-- begin --

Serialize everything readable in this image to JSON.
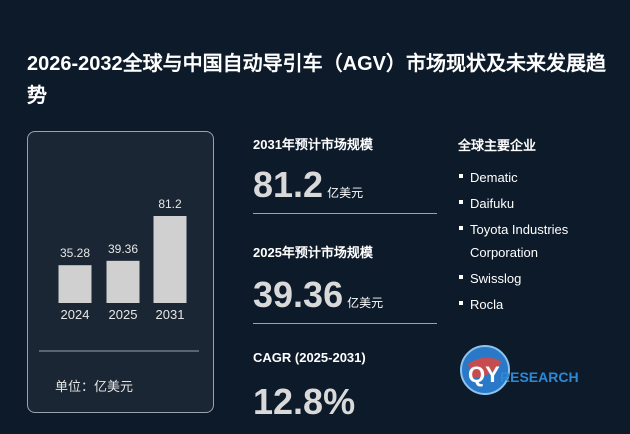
{
  "title": "2026-2032全球与中国自动导引车（AGV）市场现状及未来发展趋势",
  "chart_data": {
    "type": "bar",
    "categories": [
      "2024",
      "2025",
      "2031"
    ],
    "values": [
      35.28,
      39.36,
      81.2
    ],
    "color": "#d0d0d0",
    "unit_label": "单位：亿美元"
  },
  "stats": [
    {
      "label": "2031年预计市场规模",
      "value": "81.2",
      "unit": "亿美元"
    },
    {
      "label": "2025年预计市场规模",
      "value": "39.36",
      "unit": "亿美元"
    },
    {
      "label": "CAGR (2025-2031)",
      "value": "12.8%"
    }
  ],
  "companies": {
    "title": "全球主要企业",
    "items": [
      "Dematic",
      "Daifuku",
      "Toyota Industries Corporation",
      "Swisslog",
      "Rocla"
    ]
  },
  "logo": {
    "prefix": "QY",
    "suffix": "RESEARCH"
  }
}
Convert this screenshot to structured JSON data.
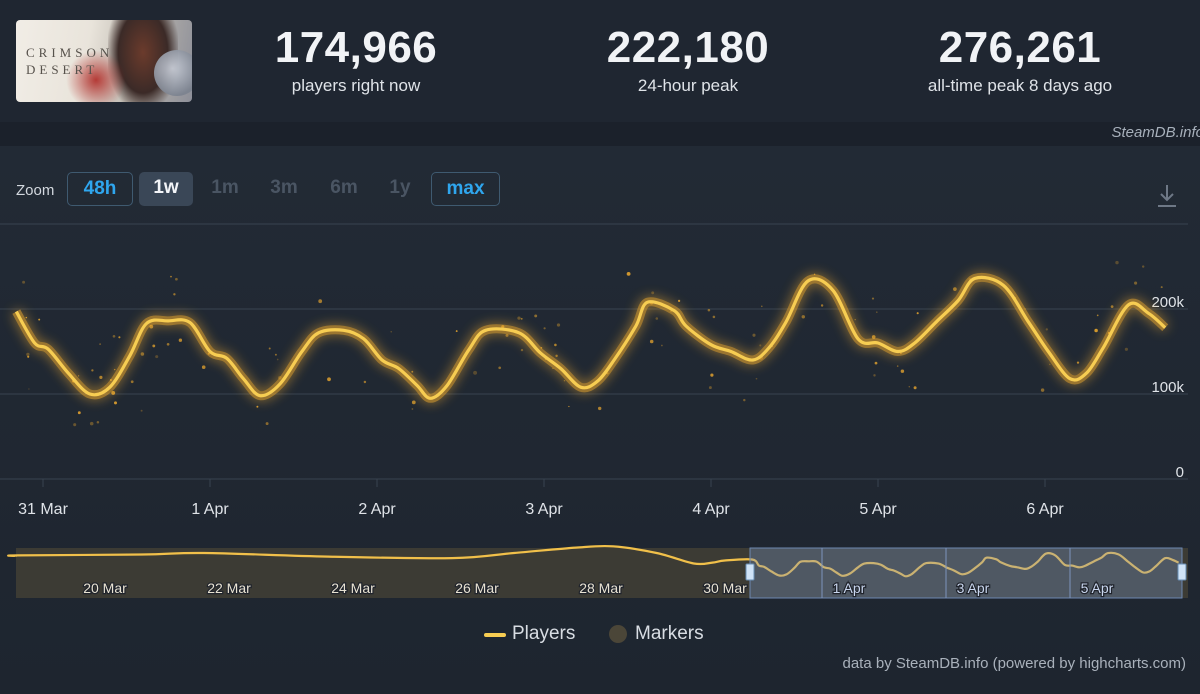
{
  "header": {
    "game_logo_text": "CRIMSON\nDESERT",
    "stats": [
      {
        "value": "174,966",
        "label": "players right now"
      },
      {
        "value": "222,180",
        "label": "24-hour peak"
      },
      {
        "value": "276,261",
        "label": "all-time peak 8 days ago"
      }
    ],
    "credit": "SteamDB.info"
  },
  "toolbar": {
    "zoom_label": "Zoom",
    "buttons": [
      {
        "label": "48h",
        "state": "outlined"
      },
      {
        "label": "1w",
        "state": "active"
      },
      {
        "label": "1m",
        "state": "disabled"
      },
      {
        "label": "3m",
        "state": "disabled"
      },
      {
        "label": "6m",
        "state": "disabled"
      },
      {
        "label": "1y",
        "state": "disabled"
      },
      {
        "label": "max",
        "state": "outlined"
      }
    ],
    "download_icon": "download-icon"
  },
  "chart_data": {
    "type": "line",
    "title": "",
    "xlabel": "",
    "ylabel": "",
    "colors": {
      "line": "#f7cd52",
      "glow": "#ffb52e",
      "grid": "#394350",
      "text": "#dfe3e8"
    },
    "ylim": [
      0,
      300000
    ],
    "yticks": [
      {
        "value": 0,
        "label": "0"
      },
      {
        "value": 100000,
        "label": "100k"
      },
      {
        "value": 200000,
        "label": "200k"
      }
    ],
    "xlim": [
      0,
      7
    ],
    "xticks": [
      {
        "value": 0,
        "label": "31 Mar"
      },
      {
        "value": 1,
        "label": "1 Apr"
      },
      {
        "value": 2,
        "label": "2 Apr"
      },
      {
        "value": 3,
        "label": "3 Apr"
      },
      {
        "value": 4,
        "label": "4 Apr"
      },
      {
        "value": 5,
        "label": "5 Apr"
      },
      {
        "value": 6,
        "label": "6 Apr"
      }
    ],
    "grid": true,
    "series": [
      {
        "name": "Players",
        "points": [
          [
            -0.16,
            197000
          ],
          [
            -0.05,
            160000
          ],
          [
            0.03,
            153000
          ],
          [
            0.15,
            125000
          ],
          [
            0.28,
            100000
          ],
          [
            0.4,
            108000
          ],
          [
            0.52,
            145000
          ],
          [
            0.62,
            183000
          ],
          [
            0.75,
            186000
          ],
          [
            0.88,
            184000
          ],
          [
            1.0,
            150000
          ],
          [
            1.1,
            142000
          ],
          [
            1.2,
            118000
          ],
          [
            1.3,
            98000
          ],
          [
            1.42,
            112000
          ],
          [
            1.55,
            150000
          ],
          [
            1.65,
            172000
          ],
          [
            1.8,
            175000
          ],
          [
            1.92,
            165000
          ],
          [
            2.03,
            140000
          ],
          [
            2.13,
            130000
          ],
          [
            2.24,
            110000
          ],
          [
            2.32,
            95000
          ],
          [
            2.42,
            110000
          ],
          [
            2.55,
            152000
          ],
          [
            2.65,
            175000
          ],
          [
            2.85,
            172000
          ],
          [
            2.98,
            148000
          ],
          [
            3.1,
            130000
          ],
          [
            3.22,
            108000
          ],
          [
            3.32,
            115000
          ],
          [
            3.42,
            140000
          ],
          [
            3.55,
            180000
          ],
          [
            3.62,
            208000
          ],
          [
            3.78,
            198000
          ],
          [
            3.85,
            180000
          ],
          [
            4.0,
            158000
          ],
          [
            4.12,
            150000
          ],
          [
            4.25,
            140000
          ],
          [
            4.35,
            155000
          ],
          [
            4.45,
            185000
          ],
          [
            4.58,
            233000
          ],
          [
            4.73,
            222000
          ],
          [
            4.88,
            165000
          ],
          [
            5.0,
            160000
          ],
          [
            5.12,
            150000
          ],
          [
            5.22,
            160000
          ],
          [
            5.35,
            185000
          ],
          [
            5.48,
            210000
          ],
          [
            5.58,
            236000
          ],
          [
            5.75,
            228000
          ],
          [
            5.9,
            185000
          ],
          [
            6.02,
            150000
          ],
          [
            6.15,
            118000
          ],
          [
            6.25,
            125000
          ],
          [
            6.35,
            155000
          ],
          [
            6.5,
            205000
          ],
          [
            6.62,
            195000
          ],
          [
            6.72,
            178000
          ]
        ]
      }
    ],
    "navigator": {
      "xticks": [
        "20 Mar",
        "22 Mar",
        "24 Mar",
        "26 Mar",
        "28 Mar",
        "30 Mar",
        "1 Apr",
        "3 Apr",
        "5 Apr"
      ],
      "selected_range": [
        "30 Mar",
        "6 Apr"
      ]
    },
    "legend": {
      "position": "bottom-center",
      "items": [
        {
          "label": "Players",
          "color": "#f7cd52",
          "marker": "line"
        },
        {
          "label": "Markers",
          "color": "#4b4638",
          "marker": "circle"
        }
      ]
    }
  },
  "footer": {
    "credit": "data by SteamDB.info (powered by highcharts.com)"
  }
}
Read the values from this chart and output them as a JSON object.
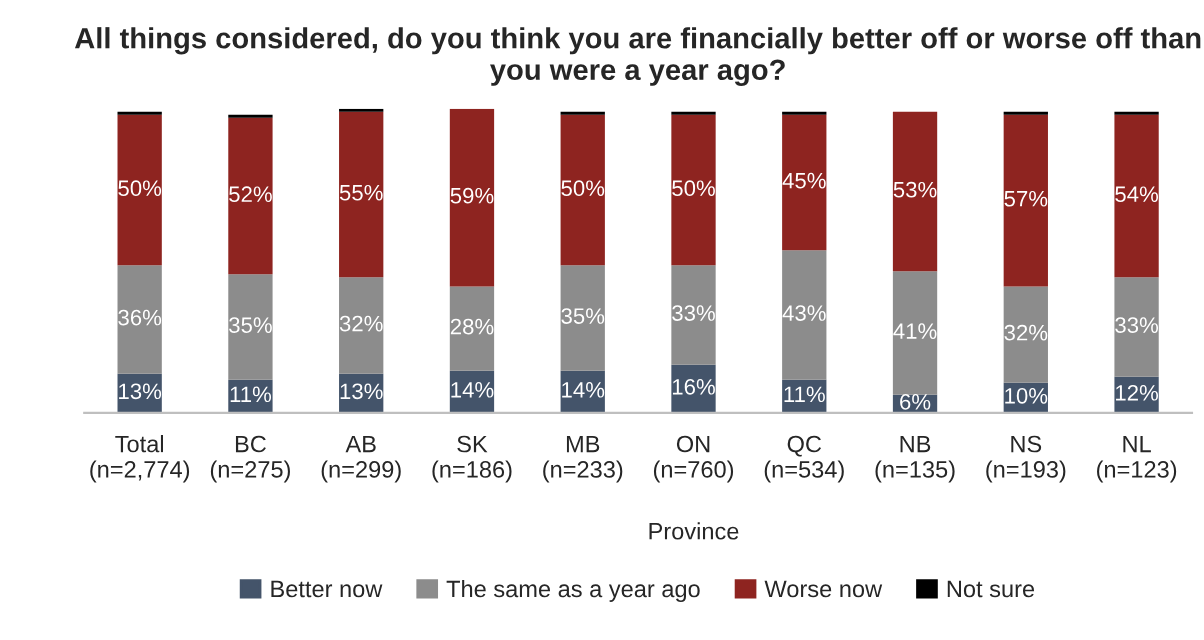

-- end --

Task to complete:
Repeat verbatim all the material, but not the pictures.

Solution for this task:
Serialize everything readable in this image to JSON.
{
  "title": "2026-2032全球与中国自动导引车（AGV）市场现状及未来发展趋势",
  "chart_data": {
    "type": "bar",
    "categories": [
      "2024",
      "2025",
      "2031"
    ],
    "values": [
      35.28,
      39.36,
      81.2
    ],
    "color": "#d0d0d0",
    "unit_label": "单位：亿美元"
  },
  "stats": [
    {
      "label": "2031年预计市场规模",
      "value": "81.2",
      "unit": "亿美元"
    },
    {
      "label": "2025年预计市场规模",
      "value": "39.36",
      "unit": "亿美元"
    },
    {
      "label": "CAGR (2025-2031)",
      "value": "12.8%"
    }
  ],
  "companies": {
    "title": "全球主要企业",
    "items": [
      "Dematic",
      "Daifuku",
      "Toyota Industries Corporation",
      "Swisslog",
      "Rocla"
    ]
  },
  "logo": {
    "prefix": "QY",
    "suffix": "RESEARCH"
  }
}
Convert this screenshot to structured JSON data.
{
  "header": {
    "game_logo_text": "CRIMSON\nDESERT",
    "stats": [
      {
        "value": "174,966",
        "label": "players right now"
      },
      {
        "value": "222,180",
        "label": "24-hour peak"
      },
      {
        "value": "276,261",
        "label": "all-time peak 8 days ago"
      }
    ],
    "credit": "SteamDB.info"
  },
  "toolbar": {
    "zoom_label": "Zoom",
    "buttons": [
      {
        "label": "48h",
        "state": "outlined"
      },
      {
        "label": "1w",
        "state": "active"
      },
      {
        "label": "1m",
        "state": "disabled"
      },
      {
        "label": "3m",
        "state": "disabled"
      },
      {
        "label": "6m",
        "state": "disabled"
      },
      {
        "label": "1y",
        "state": "disabled"
      },
      {
        "label": "max",
        "state": "outlined"
      }
    ],
    "download_icon": "download-icon"
  },
  "chart_data": {
    "type": "line",
    "title": "",
    "xlabel": "",
    "ylabel": "",
    "colors": {
      "line": "#f7cd52",
      "glow": "#ffb52e",
      "grid": "#394350",
      "text": "#dfe3e8"
    },
    "ylim": [
      0,
      300000
    ],
    "yticks": [
      {
        "value": 0,
        "label": "0"
      },
      {
        "value": 100000,
        "label": "100k"
      },
      {
        "value": 200000,
        "label": "200k"
      }
    ],
    "xlim": [
      0,
      7
    ],
    "xticks": [
      {
        "value": 0,
        "label": "31 Mar"
      },
      {
        "value": 1,
        "label": "1 Apr"
      },
      {
        "value": 2,
        "label": "2 Apr"
      },
      {
        "value": 3,
        "label": "3 Apr"
      },
      {
        "value": 4,
        "label": "4 Apr"
      },
      {
        "value": 5,
        "label": "5 Apr"
      },
      {
        "value": 6,
        "label": "6 Apr"
      }
    ],
    "grid": true,
    "series": [
      {
        "name": "Players",
        "points": [
          [
            -0.16,
            197000
          ],
          [
            -0.05,
            160000
          ],
          [
            0.03,
            153000
          ],
          [
            0.15,
            125000
          ],
          [
            0.28,
            100000
          ],
          [
            0.4,
            108000
          ],
          [
            0.52,
            145000
          ],
          [
            0.62,
            183000
          ],
          [
            0.75,
            186000
          ],
          [
            0.88,
            184000
          ],
          [
            1.0,
            150000
          ],
          [
            1.1,
            142000
          ],
          [
            1.2,
            118000
          ],
          [
            1.3,
            98000
          ],
          [
            1.42,
            112000
          ],
          [
            1.55,
            150000
          ],
          [
            1.65,
            172000
          ],
          [
            1.8,
            175000
          ],
          [
            1.92,
            165000
          ],
          [
            2.03,
            140000
          ],
          [
            2.13,
            130000
          ],
          [
            2.24,
            110000
          ],
          [
            2.32,
            95000
          ],
          [
            2.42,
            110000
          ],
          [
            2.55,
            152000
          ],
          [
            2.65,
            175000
          ],
          [
            2.85,
            172000
          ],
          [
            2.98,
            148000
          ],
          [
            3.1,
            130000
          ],
          [
            3.22,
            108000
          ],
          [
            3.32,
            115000
          ],
          [
            3.42,
            140000
          ],
          [
            3.55,
            180000
          ],
          [
            3.62,
            208000
          ],
          [
            3.78,
            198000
          ],
          [
            3.85,
            180000
          ],
          [
            4.0,
            158000
          ],
          [
            4.12,
            150000
          ],
          [
            4.25,
            140000
          ],
          [
            4.35,
            155000
          ],
          [
            4.45,
            185000
          ],
          [
            4.58,
            233000
          ],
          [
            4.73,
            222000
          ],
          [
            4.88,
            165000
          ],
          [
            5.0,
            160000
          ],
          [
            5.12,
            150000
          ],
          [
            5.22,
            160000
          ],
          [
            5.35,
            185000
          ],
          [
            5.48,
            210000
          ],
          [
            5.58,
            236000
          ],
          [
            5.75,
            228000
          ],
          [
            5.9,
            185000
          ],
          [
            6.02,
            150000
          ],
          [
            6.15,
            118000
          ],
          [
            6.25,
            125000
          ],
          [
            6.35,
            155000
          ],
          [
            6.5,
            205000
          ],
          [
            6.62,
            195000
          ],
          [
            6.72,
            178000
          ]
        ]
      }
    ],
    "navigator": {
      "xticks": [
        "20 Mar",
        "22 Mar",
        "24 Mar",
        "26 Mar",
        "28 Mar",
        "30 Mar",
        "1 Apr",
        "3 Apr",
        "5 Apr"
      ],
      "selected_range": [
        "30 Mar",
        "6 Apr"
      ]
    },
    "legend": {
      "position": "bottom-center",
      "items": [
        {
          "label": "Players",
          "color": "#f7cd52",
          "marker": "line"
        },
        {
          "label": "Markers",
          "color": "#4b4638",
          "marker": "circle"
        }
      ]
    }
  },
  "footer": {
    "credit": "data by SteamDB.info (powered by highcharts.com)"
  }
}
Read the values from this chart and output them as a JSON object.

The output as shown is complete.